» Dataset entries:
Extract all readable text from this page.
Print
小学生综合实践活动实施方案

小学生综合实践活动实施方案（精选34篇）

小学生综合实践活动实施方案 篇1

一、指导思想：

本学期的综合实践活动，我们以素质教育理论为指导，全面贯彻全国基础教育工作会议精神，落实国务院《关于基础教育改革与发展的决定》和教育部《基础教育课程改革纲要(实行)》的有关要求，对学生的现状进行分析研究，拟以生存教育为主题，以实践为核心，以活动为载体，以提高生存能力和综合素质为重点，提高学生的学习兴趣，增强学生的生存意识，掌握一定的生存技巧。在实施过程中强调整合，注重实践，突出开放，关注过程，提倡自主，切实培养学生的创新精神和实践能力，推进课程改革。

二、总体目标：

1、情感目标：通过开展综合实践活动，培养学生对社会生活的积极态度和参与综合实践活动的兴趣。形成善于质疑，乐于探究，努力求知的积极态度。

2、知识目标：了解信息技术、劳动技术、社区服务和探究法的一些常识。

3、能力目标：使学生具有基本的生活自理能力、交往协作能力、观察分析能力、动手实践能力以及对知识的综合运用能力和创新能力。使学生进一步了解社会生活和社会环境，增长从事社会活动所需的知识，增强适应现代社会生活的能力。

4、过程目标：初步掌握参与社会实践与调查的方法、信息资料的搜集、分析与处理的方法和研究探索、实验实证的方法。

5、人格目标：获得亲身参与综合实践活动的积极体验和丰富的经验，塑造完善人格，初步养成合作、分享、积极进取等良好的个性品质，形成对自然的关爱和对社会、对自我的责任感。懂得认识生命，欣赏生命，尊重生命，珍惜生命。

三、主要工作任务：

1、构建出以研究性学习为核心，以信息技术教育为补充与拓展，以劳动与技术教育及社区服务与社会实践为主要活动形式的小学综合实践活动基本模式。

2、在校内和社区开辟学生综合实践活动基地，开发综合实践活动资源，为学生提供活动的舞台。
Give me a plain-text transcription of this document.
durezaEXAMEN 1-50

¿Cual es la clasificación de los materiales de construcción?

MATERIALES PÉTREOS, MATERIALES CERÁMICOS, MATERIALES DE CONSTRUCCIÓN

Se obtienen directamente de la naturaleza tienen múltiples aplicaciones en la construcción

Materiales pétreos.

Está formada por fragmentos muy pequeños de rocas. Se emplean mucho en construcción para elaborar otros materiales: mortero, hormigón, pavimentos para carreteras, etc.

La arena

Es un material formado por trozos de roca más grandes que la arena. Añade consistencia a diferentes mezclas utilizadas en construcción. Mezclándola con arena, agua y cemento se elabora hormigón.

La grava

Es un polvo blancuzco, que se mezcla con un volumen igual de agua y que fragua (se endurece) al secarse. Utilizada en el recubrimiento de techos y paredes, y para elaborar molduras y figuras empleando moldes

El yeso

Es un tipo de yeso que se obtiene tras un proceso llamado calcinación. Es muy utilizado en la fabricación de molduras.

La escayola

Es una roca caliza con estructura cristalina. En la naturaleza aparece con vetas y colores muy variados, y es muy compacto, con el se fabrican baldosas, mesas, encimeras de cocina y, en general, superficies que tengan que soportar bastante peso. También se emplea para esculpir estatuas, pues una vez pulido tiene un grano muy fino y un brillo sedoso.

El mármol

» Given task: All of the data must be returned exactly.

» Response:
Extract all readable text from this page.
Print
小学生综合实践活动实施方案

小学生综合实践活动实施方案（精选34篇）

小学生综合实践活动实施方案 篇1

一、指导思想：

本学期的综合实践活动，我们以素质教育理论为指导，全面贯彻全国基础教育工作会议精神，落实国务院《关于基础教育改革与发展的决定》和教育部《基础教育课程改革纲要(实行)》的有关要求，对学生的现状进行分析研究，拟以生存教育为主题，以实践为核心，以活动为载体，以提高生存能力和综合素质为重点，提高学生的学习兴趣，增强学生的生存意识，掌握一定的生存技巧。在实施过程中强调整合，注重实践，突出开放，关注过程，提倡自主，切实培养学生的创新精神和实践能力，推进课程改革。

二、总体目标：

1、情感目标：通过开展综合实践活动，培养学生对社会生活的积极态度和参与综合实践活动的兴趣。形成善于质疑，乐于探究，努力求知的积极态度。

2、知识目标：了解信息技术、劳动技术、社区服务和探究法的一些常识。

3、能力目标：使学生具有基本的生活自理能力、交往协作能力、观察分析能力、动手实践能力以及对知识的综合运用能力和创新能力。使学生进一步了解社会生活和社会环境，增长从事社会活动所需的知识，增强适应现代社会生活的能力。

4、过程目标：初步掌握参与社会实践与调查的方法、信息资料的搜集、分析与处理的方法和研究探索、实验实证的方法。

5、人格目标：获得亲身参与综合实践活动的积极体验和丰富的经验，塑造完善人格，初步养成合作、分享、积极进取等良好的个性品质，形成对自然的关爱和对社会、对自我的责任感。懂得认识生命，欣赏生命，尊重生命，珍惜生命。

三、主要工作任务：

1、构建出以研究性学习为核心，以信息技术教育为补充与拓展，以劳动与技术教育及社区服务与社会实践为主要活动形式的小学综合实践活动基本模式。

2、在校内和社区开辟学生综合实践活动基地，开发综合实践活动资源，为学生提供活动的舞台。
Give me a plain-text transcription of this document.
durezaEXAMEN 1-50

¿Cual es la clasificación de los materiales de construcción?

MATERIALES PÉTREOS, MATERIALES CERÁMICOS, MATERIALES DE CONSTRUCCIÓN

Se obtienen directamente de la naturaleza tienen múltiples aplicaciones en la construcción

Materiales pétreos.

Está formada por fragmentos muy pequeños de rocas. Se emplean mucho en construcción para elaborar otros materiales: mortero, hormigón, pavimentos para carreteras, etc.

La arena

Es un material formado por trozos de roca más grandes que la arena. Añade consistencia a diferentes mezclas utilizadas en construcción. Mezclándola con arena, agua y cemento se elabora hormigón.

La grava

Es un polvo blancuzco, que se mezcla con un volumen igual de agua y que fragua (se endurece) al secarse. Utilizada en el recubrimiento de techos y paredes, y para elaborar molduras y figuras empleando moldes

El yeso

Es un tipo de yeso que se obtiene tras un proceso llamado calcinación. Es muy utilizado en la fabricación de molduras.

La escayola

Es una roca caliza con estructura cristalina. En la naturaleza aparece con vetas y colores muy variados, y es muy compacto, con el se fabrican baldosas, mesas, encimeras de cocina y, en general, superficies que tengan que soportar bastante peso. También se emplea para esculpir estatuas, pues una vez pulido tiene un grano muy fino y un brillo sedoso.

El mármol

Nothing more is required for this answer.